### [Extrait à lire]
.....
Il faut dire que pour Valérie Poirier les choses ont été vite: elle publie Quand la vie bégaie en 2009 – quinze ans après la première version –, et la pièce est montée la même année au Galpon; elle termine Les Bouches
en 2004, présentées en 2006 – pièce qui revisite les lieux de
l’enfance, le canton de Neuchâtel, où la jeune femme d’origine
franco-algérienne a grandi; et Loin du bal n’a été terminée qu’en 2007.
Mais si ces succès soudains la ravissent, ils ne l’éblouissent pas:
«Vous savez, la Suisse romande est petite. Difficile ici de travailler
dans la durée sans sortir des frontières. Combien d’auteurs ont vu
leurs pièces jouées plusieurs fois?» Elle évoque le travail de
passerelle que tentent les Écrivains associés de théâtre
avec leurs collègues francophones et salue le travail de l’éditeur
Bernard Campiche, qui a entrepris de publier les textes de dramaturges
romands dans sa collection Théâtre en camPoche – où quatre des sept textes de Valérie Poirier sont sortis au début de cette semaine.
Les ratés de l’âge
Pour l’heure, Valérie Poirier a mis des pingouins sur la scène du Poche. Ils planent sur Loin du bal
comme une ombre douce et angoissante, évoquant cette grande glaciation
où s’enfonce l’existence quand elle s’achève. Dans cet EMS du
Gros-de-Vaud où le dimanche est jour de papet, la vie tourne au
ralenti. Jusqu’à l’arrivée d’un prétendu fils, qui cherche un père: ce
sera Hector, ancien rocker plus muré que d’autres dans son passé. Grâce
à cette relation inespérée, les pulsions de vie reviennent à l’EMS, la
sexualité et la violence aussi. Valérie Poirier aurait pu faire
entendre le troisième âge fringant aimé des publicitaires ou développer
un discours sur le quatrième. Elle a fait mieux en osant donner la
parole à une période taboue et caricaturée. D’une plume audacieuse et
agile, elle crée des personnages aux prises avec les ratés de l’âge (il
faut entendre la litanie des douleurs, «poème» improbable dit
magnifiquement par Jane Friedrich). Dans la fleur de l’âge, la
dramaturge et metteure en scène s’émeut pour celui qui est encore loin,
le quatrième. «C’est une façon de l’apprivoiser, clairement.» En plein
succès, elle s’intéresse aussi au ratage professionnel avec Quand la vie bégaie, qui esquisse les espoirs et désillusions de deux artistes de cabarets vieillissants.
.....
### [Jeu de données]
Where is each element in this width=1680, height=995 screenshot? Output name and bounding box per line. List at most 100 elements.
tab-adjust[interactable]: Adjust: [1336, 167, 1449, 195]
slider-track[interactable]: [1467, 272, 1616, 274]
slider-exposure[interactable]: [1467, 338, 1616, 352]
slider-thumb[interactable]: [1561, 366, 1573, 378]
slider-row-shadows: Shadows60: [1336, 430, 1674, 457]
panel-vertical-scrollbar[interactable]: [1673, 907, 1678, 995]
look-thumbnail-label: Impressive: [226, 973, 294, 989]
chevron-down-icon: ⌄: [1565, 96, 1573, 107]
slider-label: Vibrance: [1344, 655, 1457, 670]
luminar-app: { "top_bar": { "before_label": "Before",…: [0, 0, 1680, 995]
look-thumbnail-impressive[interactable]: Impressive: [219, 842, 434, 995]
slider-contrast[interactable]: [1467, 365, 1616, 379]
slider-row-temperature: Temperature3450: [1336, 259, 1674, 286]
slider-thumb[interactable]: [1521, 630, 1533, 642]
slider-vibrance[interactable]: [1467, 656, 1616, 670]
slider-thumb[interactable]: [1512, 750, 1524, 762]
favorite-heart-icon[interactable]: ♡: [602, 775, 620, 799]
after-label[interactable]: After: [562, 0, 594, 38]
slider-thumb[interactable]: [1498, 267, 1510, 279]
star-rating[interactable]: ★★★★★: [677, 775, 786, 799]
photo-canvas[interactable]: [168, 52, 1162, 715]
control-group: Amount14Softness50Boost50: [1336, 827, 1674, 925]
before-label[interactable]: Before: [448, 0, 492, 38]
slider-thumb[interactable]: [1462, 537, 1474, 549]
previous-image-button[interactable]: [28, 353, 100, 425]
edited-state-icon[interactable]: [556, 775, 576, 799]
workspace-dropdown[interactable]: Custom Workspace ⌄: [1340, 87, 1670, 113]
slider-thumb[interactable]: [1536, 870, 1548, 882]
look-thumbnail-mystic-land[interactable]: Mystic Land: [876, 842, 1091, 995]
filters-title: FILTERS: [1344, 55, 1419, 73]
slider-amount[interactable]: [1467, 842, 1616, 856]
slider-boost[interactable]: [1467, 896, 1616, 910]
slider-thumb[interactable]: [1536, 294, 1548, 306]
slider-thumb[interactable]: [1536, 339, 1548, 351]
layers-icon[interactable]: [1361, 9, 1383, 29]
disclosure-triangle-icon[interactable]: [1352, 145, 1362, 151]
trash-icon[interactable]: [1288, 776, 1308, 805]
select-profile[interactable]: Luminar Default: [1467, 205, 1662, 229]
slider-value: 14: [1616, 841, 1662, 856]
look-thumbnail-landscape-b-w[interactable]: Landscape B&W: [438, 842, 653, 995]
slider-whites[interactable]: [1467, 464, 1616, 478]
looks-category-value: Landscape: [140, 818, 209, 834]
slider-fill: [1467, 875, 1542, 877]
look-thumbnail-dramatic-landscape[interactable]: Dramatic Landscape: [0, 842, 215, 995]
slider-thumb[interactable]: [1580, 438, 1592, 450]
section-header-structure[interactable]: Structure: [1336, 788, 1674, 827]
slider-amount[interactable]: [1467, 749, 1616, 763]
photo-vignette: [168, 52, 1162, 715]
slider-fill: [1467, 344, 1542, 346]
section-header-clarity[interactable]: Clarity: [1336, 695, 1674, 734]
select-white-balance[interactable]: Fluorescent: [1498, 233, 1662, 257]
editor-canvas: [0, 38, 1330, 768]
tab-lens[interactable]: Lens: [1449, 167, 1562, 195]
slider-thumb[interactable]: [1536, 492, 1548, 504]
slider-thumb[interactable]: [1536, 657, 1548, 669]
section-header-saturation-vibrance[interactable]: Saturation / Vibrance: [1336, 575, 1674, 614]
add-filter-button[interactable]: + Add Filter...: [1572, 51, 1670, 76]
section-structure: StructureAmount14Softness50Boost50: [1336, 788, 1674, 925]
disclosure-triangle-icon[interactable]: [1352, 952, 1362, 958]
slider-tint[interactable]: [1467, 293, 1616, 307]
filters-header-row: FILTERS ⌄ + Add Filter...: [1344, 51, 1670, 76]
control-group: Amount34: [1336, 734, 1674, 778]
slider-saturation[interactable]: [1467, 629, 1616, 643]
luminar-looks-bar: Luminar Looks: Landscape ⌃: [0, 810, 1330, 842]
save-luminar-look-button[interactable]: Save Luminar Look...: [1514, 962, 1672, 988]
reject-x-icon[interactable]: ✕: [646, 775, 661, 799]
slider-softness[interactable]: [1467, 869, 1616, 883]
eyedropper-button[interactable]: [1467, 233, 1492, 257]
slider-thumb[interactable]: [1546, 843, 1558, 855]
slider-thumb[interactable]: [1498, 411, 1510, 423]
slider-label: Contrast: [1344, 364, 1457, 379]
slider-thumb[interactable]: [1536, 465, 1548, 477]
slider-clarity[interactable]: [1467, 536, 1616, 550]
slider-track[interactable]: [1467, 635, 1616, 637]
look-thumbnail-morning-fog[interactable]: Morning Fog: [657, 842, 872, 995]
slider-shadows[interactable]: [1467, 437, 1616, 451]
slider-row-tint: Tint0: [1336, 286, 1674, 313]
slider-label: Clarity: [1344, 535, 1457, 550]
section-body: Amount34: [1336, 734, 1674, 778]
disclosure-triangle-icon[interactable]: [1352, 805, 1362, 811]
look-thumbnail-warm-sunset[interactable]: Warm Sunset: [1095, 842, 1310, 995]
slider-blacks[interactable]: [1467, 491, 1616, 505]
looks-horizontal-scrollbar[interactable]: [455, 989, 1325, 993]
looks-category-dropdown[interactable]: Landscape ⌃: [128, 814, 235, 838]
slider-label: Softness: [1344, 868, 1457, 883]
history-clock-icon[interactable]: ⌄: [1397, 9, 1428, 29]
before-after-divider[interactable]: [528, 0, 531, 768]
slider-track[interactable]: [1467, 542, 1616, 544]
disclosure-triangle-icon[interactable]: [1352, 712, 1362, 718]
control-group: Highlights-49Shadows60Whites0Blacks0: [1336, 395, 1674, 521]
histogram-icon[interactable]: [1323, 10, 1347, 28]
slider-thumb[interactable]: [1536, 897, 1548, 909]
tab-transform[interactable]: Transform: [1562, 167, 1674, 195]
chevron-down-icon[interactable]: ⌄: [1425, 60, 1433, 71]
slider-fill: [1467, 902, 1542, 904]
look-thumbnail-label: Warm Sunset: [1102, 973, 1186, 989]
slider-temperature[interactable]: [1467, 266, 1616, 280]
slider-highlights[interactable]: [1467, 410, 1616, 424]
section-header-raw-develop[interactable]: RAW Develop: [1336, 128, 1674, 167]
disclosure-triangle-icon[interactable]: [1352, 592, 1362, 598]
.....
### [Consigne]
Poursuivez l'article sur le théâtre de Valérie Poirier à partir de sa dernière phrase.

### [Réponse]
Marginalité
C’est pour elle une façon d’enrichir le répertoire. Avec Les Bouches,
elle se réjouissait d’y ajouter quelques rôles féminins. «Entre
quarante et quatre-vingts ans, on n’est pas très représentés, surtout
les femmes. Je n’ai pas de position militante mais, à partir d’un
certain âge, les gens ont simplement plus d’épaisseur.» Écrire pour les
jeunes l’intéresse moins, même si elle aime travailler avec eux: «Je
n’ai plus envie de me pencher sur les préoccupations de cette période,
que j’aie eue aussi, bien sûr – trouver un amoureux, réussir
socialement. À vrai dire, il faut penser autrement qu’en termes d’âges
car, comme pour la vieillesse, on catégorise vite. J’aime les
personnages un peu décalés, malmenés par la vie.» Et marginaux, comme
le sont ceux du grand âge. Avec Loin du bal, elle a eu envie de
réunir des comédiens qui marquent la scène depuis longtemps déjà. «Pour
un comédien, le vieillissement n’est pas simple. Avec l’âge, les
facultés s’émoussent et notamment la mémoire, cet outil clé.» C’est
chose faite et bien faite: sur la scène du Poche, une palette de beaux
comédiens romands âgés est réunie (Erika Denzler, Monique Mani,
Jean-Charles Fontana, Maurice Aufair), et la notion d’«épaisseur»,
artistique ici, prend tout son sens. Cet après-midi, elle reçoit
chez elle car elle est de service garderie. Dans son appartement tout
simple, elle prépare le thé, accueillante. Sans élever la voix,
tranquille et ferme, elle assure le calme – avec l’aide d’un autre
Pingu, il est vrai, plus débonnaire, celui-là, que ceux de Loin du bal.
Elle répond aux questions le visage sérieux traversé de sourires
éclatants, sans fioritures: elle va à l’essentiel. Comme ses textes.
Qui n’ont pourtant rien de sec ou décharné. D’un adjectif, d’une
boursouflure, elle insuffle ironie ou poésie à une trame toujours
efficace. Cette plume est précise, elle ne l’utilise pas pour dénuder
ni écorcher. Mais pour tracer la direction du récit, pour affiner au
plus net la posture d’un personnage. À l’aise dans les formes très
courtes, la narration classique et la forme d’artisanat qu’elle
implique la fascine. «Je travaille à maîtriser cette narration… pour
mieux m’en écarter» et nouer encore mieux ses textes elliptiques entre
eux.
Cesser d’attendre
Car même si elle écrit depuis une quinzaine d’années, elle ne se
considère pas au bout de son écriture. Alors qu’on a prédit à Bernard
Campiche – décidé à publier plusieurs auteurs dans un même recueil de
sa série «Enjeux» dirigée par Philippe Morand – que les auteurs
n’aiment pas se retrouver dans les mêmes pages, Valérie Poirier a adoré
le travail mené en résidence avec Enzo Cormann. Dans le cadre de Textes-en-scènes,
la bourse à l’écriture offerte par la Société Suisse des Auteurs, le
dramaturge français a accompagné le projet des auteures d’Enjeux 4, Nadège Reveillon, Odile Cornuz, Julie Gilbert et Valérie Poirier (avec Loin du bal).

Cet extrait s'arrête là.